● **The problem**
Output all the material that follows, exactly as given.

● **Records shown**
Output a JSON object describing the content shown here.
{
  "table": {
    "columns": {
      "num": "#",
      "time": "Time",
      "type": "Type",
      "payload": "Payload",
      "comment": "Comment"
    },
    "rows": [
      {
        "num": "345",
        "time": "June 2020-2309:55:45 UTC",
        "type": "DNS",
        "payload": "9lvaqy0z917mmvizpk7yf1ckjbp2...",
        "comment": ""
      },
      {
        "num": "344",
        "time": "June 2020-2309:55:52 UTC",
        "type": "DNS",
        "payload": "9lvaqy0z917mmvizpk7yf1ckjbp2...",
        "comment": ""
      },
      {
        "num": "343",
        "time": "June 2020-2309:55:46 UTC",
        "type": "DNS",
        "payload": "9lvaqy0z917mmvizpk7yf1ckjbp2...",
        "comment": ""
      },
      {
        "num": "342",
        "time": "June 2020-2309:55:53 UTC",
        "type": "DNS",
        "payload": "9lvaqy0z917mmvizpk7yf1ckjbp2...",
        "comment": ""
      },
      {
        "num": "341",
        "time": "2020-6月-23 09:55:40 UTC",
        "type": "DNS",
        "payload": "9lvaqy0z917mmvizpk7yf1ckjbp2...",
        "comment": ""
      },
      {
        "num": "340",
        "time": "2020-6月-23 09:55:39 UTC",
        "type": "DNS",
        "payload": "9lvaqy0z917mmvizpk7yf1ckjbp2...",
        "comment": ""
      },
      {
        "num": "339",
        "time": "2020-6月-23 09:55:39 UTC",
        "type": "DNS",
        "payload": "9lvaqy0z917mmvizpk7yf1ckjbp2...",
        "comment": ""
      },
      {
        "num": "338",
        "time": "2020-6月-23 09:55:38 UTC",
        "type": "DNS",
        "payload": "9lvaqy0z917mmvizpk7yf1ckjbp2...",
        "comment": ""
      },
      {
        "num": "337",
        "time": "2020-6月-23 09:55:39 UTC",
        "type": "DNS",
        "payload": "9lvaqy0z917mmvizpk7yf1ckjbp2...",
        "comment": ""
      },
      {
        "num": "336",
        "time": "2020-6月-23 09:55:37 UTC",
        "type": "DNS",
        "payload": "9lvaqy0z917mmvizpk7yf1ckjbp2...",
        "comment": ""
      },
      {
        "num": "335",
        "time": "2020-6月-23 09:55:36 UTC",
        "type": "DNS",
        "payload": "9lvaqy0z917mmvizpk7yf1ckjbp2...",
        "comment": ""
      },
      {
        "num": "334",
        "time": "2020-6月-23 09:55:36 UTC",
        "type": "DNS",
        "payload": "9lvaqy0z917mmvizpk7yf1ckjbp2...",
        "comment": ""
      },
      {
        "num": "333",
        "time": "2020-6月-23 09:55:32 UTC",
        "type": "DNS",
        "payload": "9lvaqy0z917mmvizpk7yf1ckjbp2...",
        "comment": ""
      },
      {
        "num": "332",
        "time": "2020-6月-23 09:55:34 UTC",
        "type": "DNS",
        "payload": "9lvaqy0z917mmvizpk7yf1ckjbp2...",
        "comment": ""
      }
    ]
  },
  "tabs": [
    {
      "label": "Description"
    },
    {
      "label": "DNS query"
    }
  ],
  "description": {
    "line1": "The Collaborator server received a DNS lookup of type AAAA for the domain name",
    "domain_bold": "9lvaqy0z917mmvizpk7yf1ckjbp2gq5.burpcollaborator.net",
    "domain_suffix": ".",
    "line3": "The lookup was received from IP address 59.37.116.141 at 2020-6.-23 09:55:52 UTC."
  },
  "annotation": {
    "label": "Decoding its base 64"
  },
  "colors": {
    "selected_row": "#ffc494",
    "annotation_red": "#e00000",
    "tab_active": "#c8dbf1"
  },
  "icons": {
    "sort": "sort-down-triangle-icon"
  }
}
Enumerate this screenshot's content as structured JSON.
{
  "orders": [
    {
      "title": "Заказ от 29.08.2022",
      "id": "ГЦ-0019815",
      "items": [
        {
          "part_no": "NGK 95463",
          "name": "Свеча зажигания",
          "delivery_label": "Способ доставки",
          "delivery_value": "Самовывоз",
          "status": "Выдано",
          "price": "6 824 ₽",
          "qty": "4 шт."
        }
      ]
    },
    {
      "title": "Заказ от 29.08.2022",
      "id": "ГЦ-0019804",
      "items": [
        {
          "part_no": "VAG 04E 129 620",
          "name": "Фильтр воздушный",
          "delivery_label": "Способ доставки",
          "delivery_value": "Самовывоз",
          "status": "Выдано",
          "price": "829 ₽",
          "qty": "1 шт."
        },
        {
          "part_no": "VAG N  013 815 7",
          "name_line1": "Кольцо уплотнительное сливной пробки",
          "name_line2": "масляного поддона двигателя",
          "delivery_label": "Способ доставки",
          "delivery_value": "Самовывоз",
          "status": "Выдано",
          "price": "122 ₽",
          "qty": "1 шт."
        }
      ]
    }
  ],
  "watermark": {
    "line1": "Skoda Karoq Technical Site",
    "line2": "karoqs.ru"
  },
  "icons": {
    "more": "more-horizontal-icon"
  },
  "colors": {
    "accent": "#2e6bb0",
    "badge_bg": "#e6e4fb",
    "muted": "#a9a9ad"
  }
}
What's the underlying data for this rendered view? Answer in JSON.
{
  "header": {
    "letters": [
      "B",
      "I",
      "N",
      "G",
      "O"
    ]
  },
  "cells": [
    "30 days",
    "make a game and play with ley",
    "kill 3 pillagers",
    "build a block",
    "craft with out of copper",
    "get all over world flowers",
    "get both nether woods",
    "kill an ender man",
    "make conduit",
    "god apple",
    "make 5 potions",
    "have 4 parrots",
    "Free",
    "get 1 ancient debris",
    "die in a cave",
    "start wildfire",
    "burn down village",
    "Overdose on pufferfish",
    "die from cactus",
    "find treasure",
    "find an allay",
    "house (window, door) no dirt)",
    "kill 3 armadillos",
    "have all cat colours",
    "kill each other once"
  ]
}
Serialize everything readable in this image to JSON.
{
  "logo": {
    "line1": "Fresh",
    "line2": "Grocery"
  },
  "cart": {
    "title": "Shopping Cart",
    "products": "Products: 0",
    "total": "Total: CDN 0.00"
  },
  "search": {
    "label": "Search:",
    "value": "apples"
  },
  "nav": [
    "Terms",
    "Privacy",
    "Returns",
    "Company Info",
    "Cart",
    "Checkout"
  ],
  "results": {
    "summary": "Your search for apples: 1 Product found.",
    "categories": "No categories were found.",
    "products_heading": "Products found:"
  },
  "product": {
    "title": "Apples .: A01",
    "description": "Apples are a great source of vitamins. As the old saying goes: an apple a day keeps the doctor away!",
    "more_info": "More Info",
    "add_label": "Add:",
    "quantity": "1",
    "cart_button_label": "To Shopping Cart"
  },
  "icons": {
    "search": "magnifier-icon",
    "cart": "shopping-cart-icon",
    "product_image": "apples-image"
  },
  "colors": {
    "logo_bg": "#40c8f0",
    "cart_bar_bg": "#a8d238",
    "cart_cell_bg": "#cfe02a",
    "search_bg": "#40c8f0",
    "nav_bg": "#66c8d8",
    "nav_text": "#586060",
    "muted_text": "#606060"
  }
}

● **Correct output**
Output a JSON object describing the content shown here.
{
  "table": {
    "columns": {
      "num": "#",
      "time": "Time",
      "type": "Type",
      "payload": "Payload",
      "comment": "Comment"
    },
    "rows": [
      {
        "num": "345",
        "time": "June 2020-2309:55:45 UTC",
        "type": "DNS",
        "payload": "9lvaqy0z917mmvizpk7yf1ckjbp2...",
        "comment": ""
      },
      {
        "num": "344",
        "time": "June 2020-2309:55:52 UTC",
        "type": "DNS",
        "payload": "9lvaqy0z917mmvizpk7yf1ckjbp2...",
        "comment": ""
      },
      {
        "num": "343",
        "time": "June 2020-2309:55:46 UTC",
        "type": "DNS",
        "payload": "9lvaqy0z917mmvizpk7yf1ckjbp2...",
        "comment": ""
      },
      {
        "num": "342",
        "time": "June 2020-2309:55:53 UTC",
        "type": "DNS",
        "payload": "9lvaqy0z917mmvizpk7yf1ckjbp2...",
        "comment": ""
      },
      {
        "num": "341",
        "time": "2020-6月-23 09:55:40 UTC",
        "type": "DNS",
        "payload": "9lvaqy0z917mmvizpk7yf1ckjbp2...",
        "comment": ""
      },
      {
        "num": "340",
        "time": "2020-6月-23 09:55:39 UTC",
        "type": "DNS",
        "payload": "9lvaqy0z917mmvizpk7yf1ckjbp2...",
        "comment": ""
      },
      {
        "num": "339",
        "time": "2020-6月-23 09:55:39 UTC",
        "type": "DNS",
        "payload": "9lvaqy0z917mmvizpk7yf1ckjbp2...",
        "comment": ""
      },
      {
        "num": "338",
        "time": "2020-6月-23 09:55:38 UTC",
        "type": "DNS",
        "payload": "9lvaqy0z917mmvizpk7yf1ckjbp2...",
        "comment": ""
      },
      {
        "num": "337",
        "time": "2020-6月-23 09:55:39 UTC",
        "type": "DNS",
        "payload": "9lvaqy0z917mmvizpk7yf1ckjbp2...",
        "comment": ""
      },
      {
        "num": "336",
        "time": "2020-6月-23 09:55:37 UTC",
        "type": "DNS",
        "payload": "9lvaqy0z917mmvizpk7yf1ckjbp2...",
        "comment": ""
      },
      {
        "num": "335",
        "time": "2020-6月-23 09:55:36 UTC",
        "type": "DNS",
        "payload": "9lvaqy0z917mmvizpk7yf1ckjbp2...",
        "comment": ""
      },
      {
        "num": "334",
        "time": "2020-6月-23 09:55:36 UTC",
        "type": "DNS",
        "payload": "9lvaqy0z917mmvizpk7yf1ckjbp2...",
        "comment": ""
      },
      {
        "num": "333",
        "time": "2020-6月-23 09:55:32 UTC",
        "type": "DNS",
        "payload": "9lvaqy0z917mmvizpk7yf1ckjbp2...",
        "comment": ""
      },
      {
        "num": "332",
        "time": "2020-6月-23 09:55:34 UTC",
        "type": "DNS",
        "payload": "9lvaqy0z917mmvizpk7yf1ckjbp2...",
        "comment": ""
      }
    ]
  },
  "tabs": [
    {
      "label": "Description"
    },
    {
      "label": "DNS query"
    }
  ],
  "description": {
    "line1": "The Collaborator server received a DNS lookup of type AAAA for the domain name",
    "domain_bold": "9lvaqy0z917mmvizpk7yf1ckjbp2gq5.burpcollaborator.net",
    "domain_suffix": ".",
    "line3": "The lookup was received from IP address 59.37.116.141 at 2020-6.-23 09:55:52 UTC."
  },
  "annotation": {
    "label": "Decoding its base 64"
  },
  "colors": {
    "selected_row": "#ffc494",
    "annotation_red": "#e00000",
    "tab_active": "#c8dbf1"
  },
  "icons": {
    "sort": "sort-down-triangle-icon"
  }
}
Enumerate this screenshot's content as structured JSON.
{
  "orders": [
    {
      "title": "Заказ от 29.08.2022",
      "id": "ГЦ-0019815",
      "items": [
        {
          "part_no": "NGK 95463",
          "name": "Свеча зажигания",
          "delivery_label": "Способ доставки",
          "delivery_value": "Самовывоз",
          "status": "Выдано",
          "price": "6 824 ₽",
          "qty": "4 шт."
        }
      ]
    },
    {
      "title": "Заказ от 29.08.2022",
      "id": "ГЦ-0019804",
      "items": [
        {
          "part_no": "VAG 04E 129 620",
          "name": "Фильтр воздушный",
          "delivery_label": "Способ доставки",
          "delivery_value": "Самовывоз",
          "status": "Выдано",
          "price": "829 ₽",
          "qty": "1 шт."
        },
        {
          "part_no": "VAG N  013 815 7",
          "name_line1": "Кольцо уплотнительное сливной пробки",
          "name_line2": "масляного поддона двигателя",
          "delivery_label": "Способ доставки",
          "delivery_value": "Самовывоз",
          "status": "Выдано",
          "price": "122 ₽",
          "qty": "1 шт."
        }
      ]
    }
  ],
  "watermark": {
    "line1": "Skoda Karoq Technical Site",
    "line2": "karoqs.ru"
  },
  "icons": {
    "more": "more-horizontal-icon"
  },
  "colors": {
    "accent": "#2e6bb0",
    "badge_bg": "#e6e4fb",
    "muted": "#a9a9ad"
  }
}
What's the underlying data for this rendered view? Answer in JSON.
{
  "header": {
    "letters": [
      "B",
      "I",
      "N",
      "G",
      "O"
    ]
  },
  "cells": [
    "30 days",
    "make a game and play with ley",
    "kill 3 pillagers",
    "build a block",
    "craft with out of copper",
    "get all over world flowers",
    "get both nether woods",
    "kill an ender man",
    "make conduit",
    "god apple",
    "make 5 potions",
    "have 4 parrots",
    "Free",
    "get 1 ancient debris",
    "die in a cave",
    "start wildfire",
    "burn down village",
    "Overdose on pufferfish",
    "die from cactus",
    "find treasure",
    "find an allay",
    "house (window, door) no dirt)",
    "kill 3 armadillos",
    "have all cat colours",
    "kill each other once"
  ]
}
Serialize everything readable in this image to JSON.
{
  "logo": {
    "line1": "Fresh",
    "line2": "Grocery"
  },
  "cart": {
    "title": "Shopping Cart",
    "products": "Products: 0",
    "total": "Total: CDN 0.00"
  },
  "search": {
    "label": "Search:",
    "value": "apples"
  },
  "nav": [
    "Terms",
    "Privacy",
    "Returns",
    "Company Info",
    "Cart",
    "Checkout"
  ],
  "results": {
    "summary": "Your search for apples: 1 Product found.",
    "categories": "No categories were found.",
    "products_heading": "Products found:"
  },
  "product": {
    "title": "Apples .: A01",
    "description": "Apples are a great source of vitamins. As the old saying goes: an apple a day keeps the doctor away!",
    "more_info": "More Info",
    "add_label": "Add:",
    "quantity": "1",
    "cart_button_label": "To Shopping Cart"
  },
  "icons": {
    "search": "magnifier-icon",
    "cart": "shopping-cart-icon",
    "product_image": "apples-image"
  },
  "colors": {
    "logo_bg": "#40c8f0",
    "cart_bar_bg": "#a8d238",
    "cart_cell_bg": "#cfe02a",
    "search_bg": "#40c8f0",
    "nav_bg": "#66c8d8",
    "nav_text": "#586060",
    "muted_text": "#606060"
  }
}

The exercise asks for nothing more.